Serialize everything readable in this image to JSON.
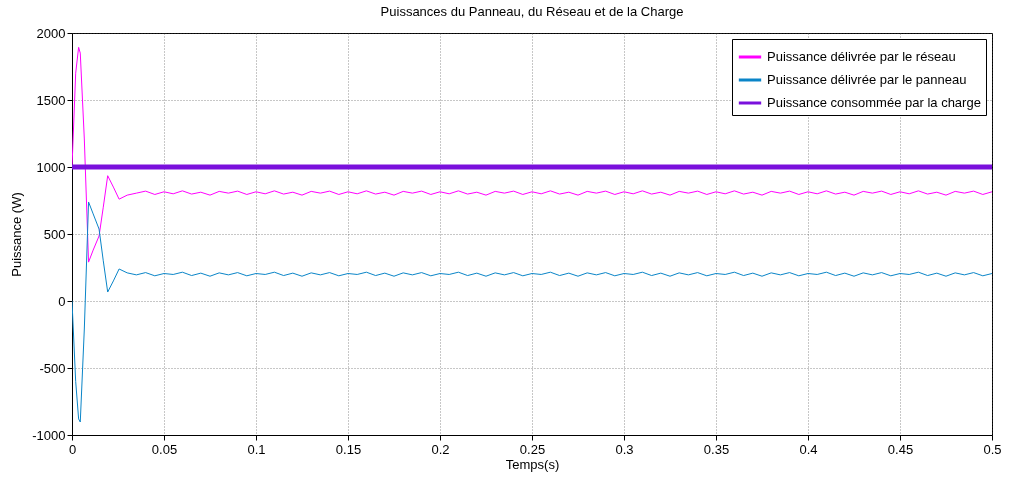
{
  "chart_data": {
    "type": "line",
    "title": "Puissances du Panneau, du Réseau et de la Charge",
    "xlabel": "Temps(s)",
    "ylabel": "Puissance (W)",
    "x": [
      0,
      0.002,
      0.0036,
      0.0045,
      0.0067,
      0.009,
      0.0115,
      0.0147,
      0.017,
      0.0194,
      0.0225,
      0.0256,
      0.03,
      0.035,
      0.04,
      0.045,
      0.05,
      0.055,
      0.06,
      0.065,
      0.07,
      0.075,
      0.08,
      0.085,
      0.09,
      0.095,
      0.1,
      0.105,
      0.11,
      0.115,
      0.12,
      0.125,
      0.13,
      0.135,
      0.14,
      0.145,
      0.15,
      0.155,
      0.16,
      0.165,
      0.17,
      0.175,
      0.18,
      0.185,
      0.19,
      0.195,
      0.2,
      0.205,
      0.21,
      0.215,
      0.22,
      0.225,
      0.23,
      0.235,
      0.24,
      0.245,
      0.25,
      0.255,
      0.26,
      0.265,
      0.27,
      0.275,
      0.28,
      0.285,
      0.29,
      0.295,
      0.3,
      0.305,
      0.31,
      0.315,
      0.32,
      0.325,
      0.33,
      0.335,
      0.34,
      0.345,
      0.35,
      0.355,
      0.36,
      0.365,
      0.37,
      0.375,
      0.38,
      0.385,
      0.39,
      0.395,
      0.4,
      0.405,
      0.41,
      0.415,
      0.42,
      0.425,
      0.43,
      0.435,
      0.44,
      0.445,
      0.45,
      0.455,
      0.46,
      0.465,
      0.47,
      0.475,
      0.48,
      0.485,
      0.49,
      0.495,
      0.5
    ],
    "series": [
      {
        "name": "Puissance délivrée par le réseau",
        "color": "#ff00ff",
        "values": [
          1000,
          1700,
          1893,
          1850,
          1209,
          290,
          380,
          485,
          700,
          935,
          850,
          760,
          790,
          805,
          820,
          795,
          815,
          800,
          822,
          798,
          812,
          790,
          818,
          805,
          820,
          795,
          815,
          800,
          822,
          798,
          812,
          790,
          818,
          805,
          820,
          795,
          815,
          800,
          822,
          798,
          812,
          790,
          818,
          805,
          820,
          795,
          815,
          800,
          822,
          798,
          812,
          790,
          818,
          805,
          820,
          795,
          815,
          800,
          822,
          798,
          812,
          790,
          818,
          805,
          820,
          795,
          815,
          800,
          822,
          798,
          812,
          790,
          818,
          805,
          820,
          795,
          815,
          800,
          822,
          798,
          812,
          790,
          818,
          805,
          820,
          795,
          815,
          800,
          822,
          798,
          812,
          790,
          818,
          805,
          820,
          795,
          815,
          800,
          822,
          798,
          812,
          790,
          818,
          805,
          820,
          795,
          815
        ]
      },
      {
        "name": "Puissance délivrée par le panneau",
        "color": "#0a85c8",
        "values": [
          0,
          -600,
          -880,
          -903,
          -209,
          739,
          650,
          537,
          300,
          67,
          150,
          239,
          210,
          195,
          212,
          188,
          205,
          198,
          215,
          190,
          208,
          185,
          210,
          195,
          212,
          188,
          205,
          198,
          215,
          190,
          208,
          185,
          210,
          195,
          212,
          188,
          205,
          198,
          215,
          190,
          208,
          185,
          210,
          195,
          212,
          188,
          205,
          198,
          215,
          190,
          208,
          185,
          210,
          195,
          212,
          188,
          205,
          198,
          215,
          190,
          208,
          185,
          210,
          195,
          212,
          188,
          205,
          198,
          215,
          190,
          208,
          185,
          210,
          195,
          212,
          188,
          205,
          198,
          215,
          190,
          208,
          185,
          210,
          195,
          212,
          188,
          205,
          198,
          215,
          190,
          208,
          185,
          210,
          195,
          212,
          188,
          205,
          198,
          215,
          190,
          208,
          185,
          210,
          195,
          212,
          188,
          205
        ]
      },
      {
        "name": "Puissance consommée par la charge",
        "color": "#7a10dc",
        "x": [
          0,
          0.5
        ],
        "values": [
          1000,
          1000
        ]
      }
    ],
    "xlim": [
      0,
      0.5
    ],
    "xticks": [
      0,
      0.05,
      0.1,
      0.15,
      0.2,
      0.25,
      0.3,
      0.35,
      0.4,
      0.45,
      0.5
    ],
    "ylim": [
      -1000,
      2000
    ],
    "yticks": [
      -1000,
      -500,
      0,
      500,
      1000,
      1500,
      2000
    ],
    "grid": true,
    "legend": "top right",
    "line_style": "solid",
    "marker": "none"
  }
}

———

### EXERCISE REQUIREMENTS
Reproduce every line from the entries that holds the word "name".

### RESULT OF THIS TASK
        "name": "Puissance délivrée par le réseau",
        "name": "Puissance délivrée par le panneau",
        "name": "Puissance consommée par la charge",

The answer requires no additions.